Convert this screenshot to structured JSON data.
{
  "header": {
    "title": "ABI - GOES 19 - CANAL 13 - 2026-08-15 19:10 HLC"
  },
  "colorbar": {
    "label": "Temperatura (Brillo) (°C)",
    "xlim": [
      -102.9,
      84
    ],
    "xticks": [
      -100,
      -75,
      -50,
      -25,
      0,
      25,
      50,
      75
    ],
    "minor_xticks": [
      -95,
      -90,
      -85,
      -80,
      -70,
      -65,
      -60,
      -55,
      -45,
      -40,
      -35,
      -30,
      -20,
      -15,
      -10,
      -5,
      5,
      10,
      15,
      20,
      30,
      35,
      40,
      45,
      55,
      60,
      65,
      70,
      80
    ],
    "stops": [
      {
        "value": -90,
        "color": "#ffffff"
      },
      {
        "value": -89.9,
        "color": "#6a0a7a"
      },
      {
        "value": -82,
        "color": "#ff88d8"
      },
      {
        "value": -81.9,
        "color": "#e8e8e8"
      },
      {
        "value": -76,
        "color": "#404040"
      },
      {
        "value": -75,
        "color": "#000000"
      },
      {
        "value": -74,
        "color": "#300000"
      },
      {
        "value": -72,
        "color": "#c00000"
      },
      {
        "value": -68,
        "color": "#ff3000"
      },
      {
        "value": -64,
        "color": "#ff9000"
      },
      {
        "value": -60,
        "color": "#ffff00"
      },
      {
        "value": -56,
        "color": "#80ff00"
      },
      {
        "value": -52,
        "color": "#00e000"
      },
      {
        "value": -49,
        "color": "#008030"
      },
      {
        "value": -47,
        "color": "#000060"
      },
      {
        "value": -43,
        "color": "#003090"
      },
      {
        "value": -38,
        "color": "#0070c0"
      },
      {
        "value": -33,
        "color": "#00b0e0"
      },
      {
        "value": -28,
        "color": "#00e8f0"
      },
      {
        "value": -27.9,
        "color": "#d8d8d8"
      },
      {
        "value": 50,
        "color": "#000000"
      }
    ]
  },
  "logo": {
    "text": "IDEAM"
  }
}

• _Requirements_: Repeat all the entries word for word.

• _Response_:
Convert this screenshot to structured JSON data.
{
  "header": {
    "title": "ABI - GOES 19 - CANAL 13 - 2026-08-15 19:10 HLC"
  },
  "colorbar": {
    "label": "Temperatura (Brillo) (°C)",
    "xlim": [
      -102.9,
      84
    ],
    "xticks": [
      -100,
      -75,
      -50,
      -25,
      0,
      25,
      50,
      75
    ],
    "minor_xticks": [
      -95,
      -90,
      -85,
      -80,
      -70,
      -65,
      -60,
      -55,
      -45,
      -40,
      -35,
      -30,
      -20,
      -15,
      -10,
      -5,
      5,
      10,
      15,
      20,
      30,
      35,
      40,
      45,
      55,
      60,
      65,
      70,
      80
    ],
    "stops": [
      {
        "value": -90,
        "color": "#ffffff"
      },
      {
        "value": -89.9,
        "color": "#6a0a7a"
      },
      {
        "value": -82,
        "color": "#ff88d8"
      },
      {
        "value": -81.9,
        "color": "#e8e8e8"
      },
      {
        "value": -76,
        "color": "#404040"
      },
      {
        "value": -75,
        "color": "#000000"
      },
      {
        "value": -74,
        "color": "#300000"
      },
      {
        "value": -72,
        "color": "#c00000"
      },
      {
        "value": -68,
        "color": "#ff3000"
      },
      {
        "value": -64,
        "color": "#ff9000"
      },
      {
        "value": -60,
        "color": "#ffff00"
      },
      {
        "value": -56,
        "color": "#80ff00"
      },
      {
        "value": -52,
        "color": "#00e000"
      },
      {
        "value": -49,
        "color": "#008030"
      },
      {
        "value": -47,
        "color": "#000060"
      },
      {
        "value": -43,
        "color": "#003090"
      },
      {
        "value": -38,
        "color": "#0070c0"
      },
      {
        "value": -33,
        "color": "#00b0e0"
      },
      {
        "value": -28,
        "color": "#00e8f0"
      },
      {
        "value": -27.9,
        "color": "#d8d8d8"
      },
      {
        "value": 50,
        "color": "#000000"
      }
    ]
  },
  "logo": {
    "text": "IDEAM"
  }
}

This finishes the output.